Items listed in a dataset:

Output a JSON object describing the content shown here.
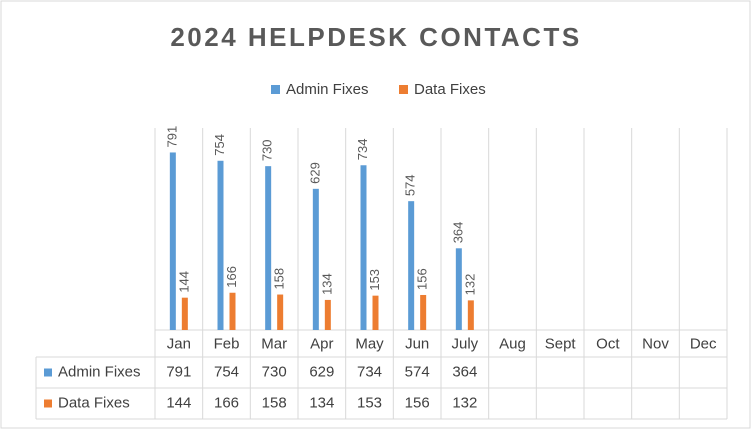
{
  "chart_data": {
    "type": "bar",
    "title": "2024 HELPDESK CONTACTS",
    "categories": [
      "Jan",
      "Feb",
      "Mar",
      "Apr",
      "May",
      "Jun",
      "July",
      "Aug",
      "Sept",
      "Oct",
      "Nov",
      "Dec"
    ],
    "series": [
      {
        "name": "Admin Fixes",
        "color": "#5b9bd5",
        "values": [
          791,
          754,
          730,
          629,
          734,
          574,
          364,
          null,
          null,
          null,
          null,
          null
        ]
      },
      {
        "name": "Data Fixes",
        "color": "#ed7d31",
        "values": [
          144,
          166,
          158,
          134,
          153,
          156,
          132,
          null,
          null,
          null,
          null,
          null
        ]
      }
    ],
    "ylim": [
      0,
      900
    ],
    "legend": "top"
  }
}
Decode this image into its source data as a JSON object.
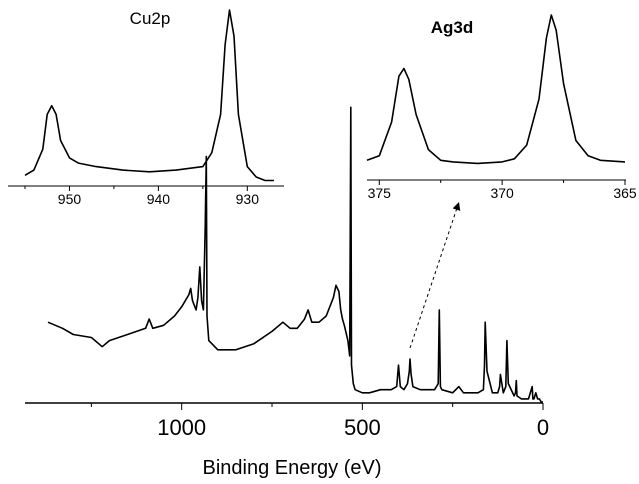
{
  "chart_data": [
    {
      "type": "line",
      "panel": "main",
      "xlabel": "Binding Energy (eV)",
      "ylabel": "",
      "xlim": [
        1370,
        0
      ],
      "reversed_x": true,
      "yticks_shown": false,
      "xticks": [
        1000,
        500,
        0
      ],
      "xtick_labels": [
        "1000",
        "500",
        "0"
      ],
      "series": [
        {
          "values_unit": "relative intensity (0-100)",
          "x": [
            1370,
            1330,
            1300,
            1250,
            1220,
            1200,
            1150,
            1100,
            1090,
            1080,
            1050,
            1020,
            1000,
            990,
            980,
            975,
            970,
            960,
            955,
            950,
            945,
            940,
            935,
            932,
            930,
            925,
            900,
            850,
            800,
            750,
            720,
            700,
            680,
            660,
            650,
            640,
            620,
            600,
            580,
            573,
            565,
            560,
            555,
            550,
            540,
            535,
            532,
            530,
            525,
            520,
            500,
            480,
            450,
            420,
            405,
            400,
            395,
            385,
            375,
            370,
            368,
            365,
            360,
            340,
            300,
            290,
            287,
            284,
            280,
            250,
            233,
            220,
            200,
            180,
            165,
            162,
            160,
            155,
            140,
            125,
            120,
            118,
            110,
            103,
            100,
            96,
            80,
            76,
            74,
            72,
            60,
            40,
            30,
            28,
            25,
            20,
            15,
            10,
            5,
            0
          ],
          "y": [
            26,
            24,
            22,
            21,
            18,
            20,
            22,
            24,
            27,
            24,
            25,
            28,
            31,
            33,
            35,
            37,
            33,
            30,
            34,
            44,
            33,
            30,
            57,
            80,
            28,
            20,
            17,
            17,
            19,
            23,
            26,
            24,
            24,
            27,
            30,
            26,
            26,
            28,
            34,
            38,
            36,
            30,
            27,
            25,
            20,
            15,
            96,
            12,
            6,
            4,
            3,
            3,
            4,
            4,
            5,
            12,
            5,
            4,
            6,
            10,
            14,
            9,
            5,
            4,
            4,
            6,
            30,
            5,
            4,
            3,
            5,
            3,
            3,
            3,
            4,
            12,
            26,
            10,
            3,
            3,
            5,
            9,
            3,
            5,
            20,
            6,
            2,
            3,
            7,
            2,
            1,
            1,
            5,
            1,
            1,
            3,
            1,
            1,
            0,
            0
          ]
        }
      ],
      "annotations": [
        {
          "type": "dashed-arrow",
          "from_x": 368,
          "to": "Ag3d inset"
        }
      ]
    },
    {
      "type": "line",
      "panel": "inset",
      "title": "Cu2p",
      "xlim": [
        955,
        927
      ],
      "reversed_x": true,
      "xticks": [
        950,
        940,
        930
      ],
      "xtick_labels": [
        "950",
        "940",
        "930"
      ],
      "series": [
        {
          "values_unit": "relative intensity (0-100)",
          "x": [
            955,
            954,
            953,
            952.5,
            952,
            951.5,
            951,
            950,
            949,
            947,
            944,
            941,
            938,
            935,
            934,
            933,
            932.5,
            932,
            931.5,
            931,
            930,
            929,
            928,
            927
          ],
          "y": [
            5,
            8,
            20,
            40,
            45,
            40,
            25,
            15,
            12,
            10,
            8,
            7,
            8,
            10,
            18,
            40,
            80,
            100,
            85,
            40,
            10,
            4,
            2,
            2
          ]
        }
      ]
    },
    {
      "type": "line",
      "panel": "inset",
      "title": "Ag3d",
      "title_bold": true,
      "xlim": [
        375.5,
        365
      ],
      "reversed_x": true,
      "xticks": [
        375,
        370,
        365
      ],
      "xtick_labels": [
        "375",
        "370",
        "365"
      ],
      "series": [
        {
          "values_unit": "relative intensity (0-100)",
          "x": [
            375.5,
            375,
            374.5,
            374.2,
            374,
            373.8,
            373.5,
            373,
            372.5,
            372,
            371,
            370,
            369.5,
            369,
            368.5,
            368.2,
            368,
            367.8,
            367.5,
            367,
            366.5,
            366,
            365
          ],
          "y": [
            5,
            8,
            30,
            60,
            65,
            58,
            35,
            12,
            5,
            4,
            3,
            4,
            6,
            15,
            45,
            85,
            100,
            90,
            55,
            18,
            8,
            5,
            4
          ]
        }
      ]
    }
  ]
}
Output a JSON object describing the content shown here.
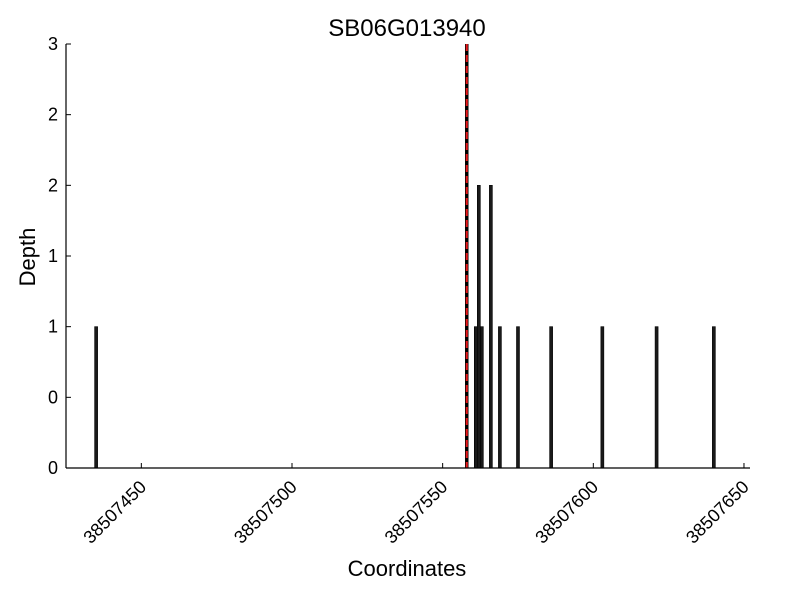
{
  "chart_data": {
    "type": "bar",
    "title": "SB06G013940",
    "xlabel": "Coordinates",
    "ylabel": "Depth",
    "xlim": [
      38507425,
      38507652
    ],
    "ylim": [
      0,
      3
    ],
    "x_ticks": [
      38507450,
      38507500,
      38507550,
      38507600,
      38507650
    ],
    "x_tick_labels": [
      "38507450",
      "38507500",
      "38507550",
      "38507600",
      "38507650"
    ],
    "y_ticks": [
      0,
      0.5,
      1,
      1.5,
      2,
      2.5,
      3
    ],
    "y_tick_labels": [
      "0",
      "0",
      "1",
      "1",
      "2",
      "2",
      "3"
    ],
    "grid": false,
    "bar_color": "#1a1a1a",
    "bars": [
      {
        "x": 38507435,
        "depth": 1
      },
      {
        "x": 38507561,
        "depth": 1
      },
      {
        "x": 38507562,
        "depth": 2
      },
      {
        "x": 38507563,
        "depth": 1
      },
      {
        "x": 38507566,
        "depth": 2
      },
      {
        "x": 38507569,
        "depth": 1
      },
      {
        "x": 38507575,
        "depth": 1
      },
      {
        "x": 38507586,
        "depth": 1
      },
      {
        "x": 38507603,
        "depth": 1
      },
      {
        "x": 38507621,
        "depth": 1
      },
      {
        "x": 38507640,
        "depth": 1
      }
    ],
    "marker_line": {
      "x": 38507558,
      "color": "#e8191c",
      "style": "dashed"
    }
  }
}
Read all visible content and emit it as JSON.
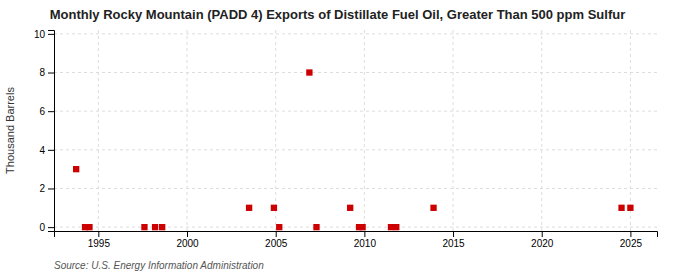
{
  "chart_data": {
    "type": "scatter",
    "title": "Monthly Rocky Mountain (PADD 4) Exports of Distillate Fuel Oil, Greater Than 500 ppm Sulfur",
    "ylabel": "Thousand Barrels",
    "source": "Source: U.S. Energy Information Administration",
    "x": [
      1993.75,
      1994.25,
      1994.5,
      1997.6,
      1998.2,
      1998.6,
      2003.5,
      2004.9,
      2005.2,
      2006.9,
      2007.3,
      2009.2,
      2009.7,
      2009.9,
      2011.5,
      2011.8,
      2013.9,
      2024.5,
      2025.0
    ],
    "values": [
      3,
      0,
      0,
      0,
      0,
      0,
      1,
      1,
      0,
      8,
      0,
      1,
      0,
      0,
      0,
      0,
      1,
      1,
      1
    ],
    "color": "#cc0000",
    "marker": "square",
    "xlim": [
      1992.5,
      2026.5
    ],
    "ylim": [
      -0.2,
      10.2
    ],
    "xticks": [
      1995,
      2000,
      2005,
      2010,
      2015,
      2020,
      2025
    ],
    "yticks": [
      0,
      2,
      4,
      6,
      8,
      10
    ],
    "grid": true
  }
}
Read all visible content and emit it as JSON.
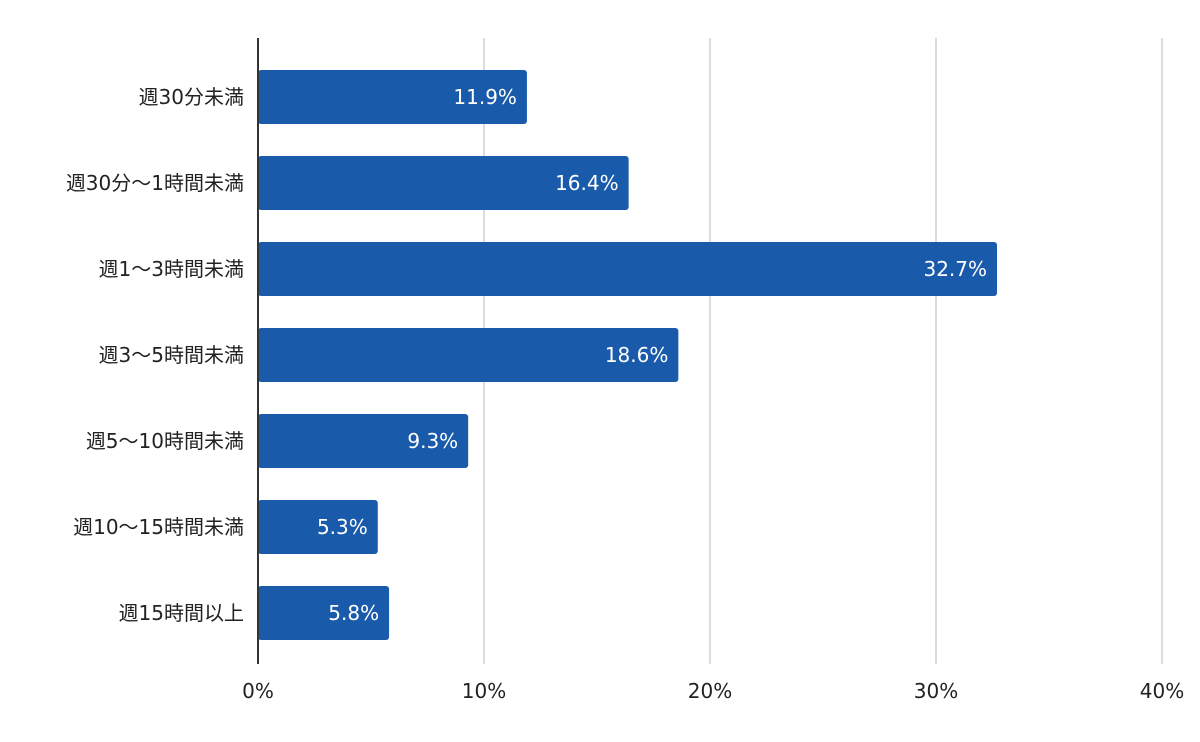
{
  "chart_data": {
    "type": "bar",
    "orientation": "horizontal",
    "categories": [
      "週30分未満",
      "週30分〜1時間未満",
      "週1〜3時間未満",
      "週3〜5時間未満",
      "週5〜10時間未満",
      "週10〜15時間未満",
      "週15時間以上"
    ],
    "values": [
      11.9,
      16.4,
      32.7,
      18.6,
      9.3,
      5.3,
      5.8
    ],
    "value_labels": [
      "11.9%",
      "16.4%",
      "32.7%",
      "18.6%",
      "9.3%",
      "5.3%",
      "5.8%"
    ],
    "xlim": [
      0,
      40
    ],
    "xticks": [
      0,
      10,
      20,
      30,
      40
    ],
    "xtick_labels": [
      "0%",
      "10%",
      "20%",
      "30%",
      "40%"
    ],
    "title": "",
    "xlabel": "",
    "ylabel": "",
    "grid": true,
    "bar_color": "#1a5aaa",
    "grid_color": "#d0d0d0",
    "axis_color": "#333333"
  }
}
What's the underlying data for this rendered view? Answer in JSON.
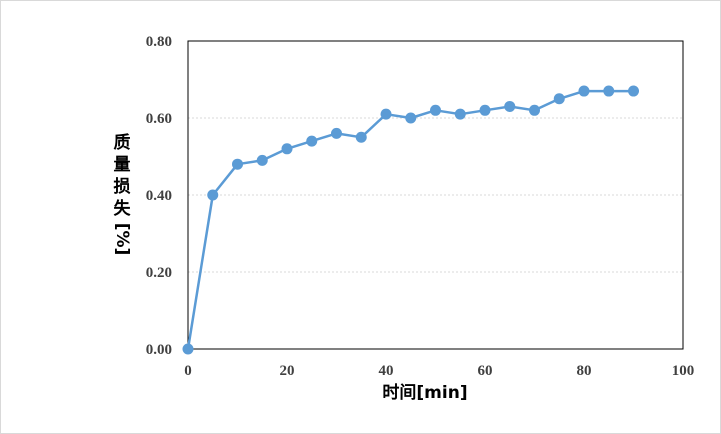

YOUR TASK: Each line in the listing above that contains "ylabel" should be copied.

THE COMPLETED TASK:
      "ylabel": "",
    "ylabel": "Depth",
    "ylabel": "Thousand Barrels",
    "ylabel": "",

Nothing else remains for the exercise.